# Man my arms are tired!



## longbow (Mar 31, 2009)

The Chum salmon are here. Wow my arms are tired!!! ;-)


----------



## AF CYN (Mar 19, 2009)

Yep. That's a long day of reeling. ;-)


----------



## wyogoob (Sep 7, 2007)

yikes


----------



## longbow (Mar 31, 2009)

AF CYN said:


> Yep. That's a long day of reeling. ;-)


Well....maybe I caught them all or maybe it's the Chum salmon we use for egg/milt harvest. I'm not sayin'. :mrgreen:


----------



## DallanC (Jan 13, 2009)

longbow said:


> ...or maybe it's the Chum salmon we use for egg/milt harvest. I'm not sayin'. :mrgreen:


Judging by the sides of those "Fertilizer" isn't a bad use either.

-DallanC


----------



## bowgy (Oct 10, 2007)

DallanC said:


> Judging by the sides of those "Fertilizer" isn't a bad use either.
> 
> -DallanC


Or sled dog food;-)


----------



## Dunkem (May 8, 2012)

I used to hate it when our meat supervisor would put whole chum salmon on the ad-O,-
You havent lived till you have filleted 1000 lbs of chum(I can think of other 4 letter words,but they would get Xed out)salmon.


----------



## longbow (Mar 31, 2009)

Dunkem said:


> I used to hate it when our meat supervisor would put whole chum salmon on the ad-O,-
> You havent lived till you have filleted 1000 lbs of chum(I can think of other 4 letter words,but they would get Xed out)salmon.


I kinda wondered what they did with them. Can them as Pinks? I like them but they're definitely not as good as Sockeyes or the other salmon. Do you know what kinds you get most often in your store?


----------



## Dunkem (May 8, 2012)

In wild salmon sockeye is the most popular followed by king (chinook),then coho(silvers).Chum(keta) is the least popular of the wild.Our biggest selling salmon is the farmed atlantic.Wild salmon has been fairly low priced this year except for kings which has been abit pricey


----------

*SHORT PROBLEM*.
According to Dunkem in the salmon thread, which salmon sells best in the store overall? Please rely only on the salmon thread above.

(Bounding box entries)
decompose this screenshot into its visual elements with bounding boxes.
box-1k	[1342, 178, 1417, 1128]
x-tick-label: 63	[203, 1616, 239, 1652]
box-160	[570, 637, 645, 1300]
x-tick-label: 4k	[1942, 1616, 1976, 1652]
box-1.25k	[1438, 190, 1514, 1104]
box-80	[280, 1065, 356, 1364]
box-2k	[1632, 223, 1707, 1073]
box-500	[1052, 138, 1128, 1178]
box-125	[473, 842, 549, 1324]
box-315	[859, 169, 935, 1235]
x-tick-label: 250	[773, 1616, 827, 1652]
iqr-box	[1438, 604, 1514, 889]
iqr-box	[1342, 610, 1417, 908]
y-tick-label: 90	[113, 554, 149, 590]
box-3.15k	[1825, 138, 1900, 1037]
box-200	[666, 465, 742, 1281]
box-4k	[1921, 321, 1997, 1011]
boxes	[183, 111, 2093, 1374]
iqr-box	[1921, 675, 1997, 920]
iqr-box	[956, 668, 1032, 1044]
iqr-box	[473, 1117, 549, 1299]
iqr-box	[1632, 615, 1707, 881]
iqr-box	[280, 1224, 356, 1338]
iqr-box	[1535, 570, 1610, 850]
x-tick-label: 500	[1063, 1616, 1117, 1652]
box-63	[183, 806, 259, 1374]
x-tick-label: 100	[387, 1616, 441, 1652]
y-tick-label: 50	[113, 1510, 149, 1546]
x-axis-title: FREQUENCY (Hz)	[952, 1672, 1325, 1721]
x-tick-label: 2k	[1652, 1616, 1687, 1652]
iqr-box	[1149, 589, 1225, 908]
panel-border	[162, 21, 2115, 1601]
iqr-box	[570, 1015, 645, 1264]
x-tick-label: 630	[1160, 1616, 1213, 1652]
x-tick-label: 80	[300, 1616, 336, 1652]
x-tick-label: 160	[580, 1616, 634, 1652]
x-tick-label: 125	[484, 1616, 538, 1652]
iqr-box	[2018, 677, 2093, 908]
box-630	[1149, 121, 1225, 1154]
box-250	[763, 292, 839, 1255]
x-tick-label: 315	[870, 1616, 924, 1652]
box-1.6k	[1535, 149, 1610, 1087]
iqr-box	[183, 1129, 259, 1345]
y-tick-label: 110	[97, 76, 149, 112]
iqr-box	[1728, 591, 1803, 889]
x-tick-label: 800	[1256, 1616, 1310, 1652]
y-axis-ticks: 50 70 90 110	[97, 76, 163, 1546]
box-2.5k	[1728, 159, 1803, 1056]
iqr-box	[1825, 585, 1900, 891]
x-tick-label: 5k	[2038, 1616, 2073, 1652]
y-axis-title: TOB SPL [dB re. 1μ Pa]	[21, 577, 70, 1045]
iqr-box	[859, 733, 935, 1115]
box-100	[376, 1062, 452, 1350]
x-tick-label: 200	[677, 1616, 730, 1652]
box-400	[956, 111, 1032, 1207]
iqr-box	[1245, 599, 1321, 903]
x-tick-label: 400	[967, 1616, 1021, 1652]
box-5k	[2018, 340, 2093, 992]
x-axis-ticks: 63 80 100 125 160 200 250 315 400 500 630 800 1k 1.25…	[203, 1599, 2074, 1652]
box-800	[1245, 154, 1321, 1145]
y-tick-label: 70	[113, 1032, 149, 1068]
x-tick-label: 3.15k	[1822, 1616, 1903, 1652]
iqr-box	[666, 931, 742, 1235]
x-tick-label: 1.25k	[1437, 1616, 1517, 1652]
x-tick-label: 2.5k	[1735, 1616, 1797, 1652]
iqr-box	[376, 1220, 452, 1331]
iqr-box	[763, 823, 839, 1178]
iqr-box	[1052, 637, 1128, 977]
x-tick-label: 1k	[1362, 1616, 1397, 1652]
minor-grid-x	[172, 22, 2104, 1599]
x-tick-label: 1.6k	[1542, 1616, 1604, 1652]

*REPLY*.
Farmed Atlantic salmon.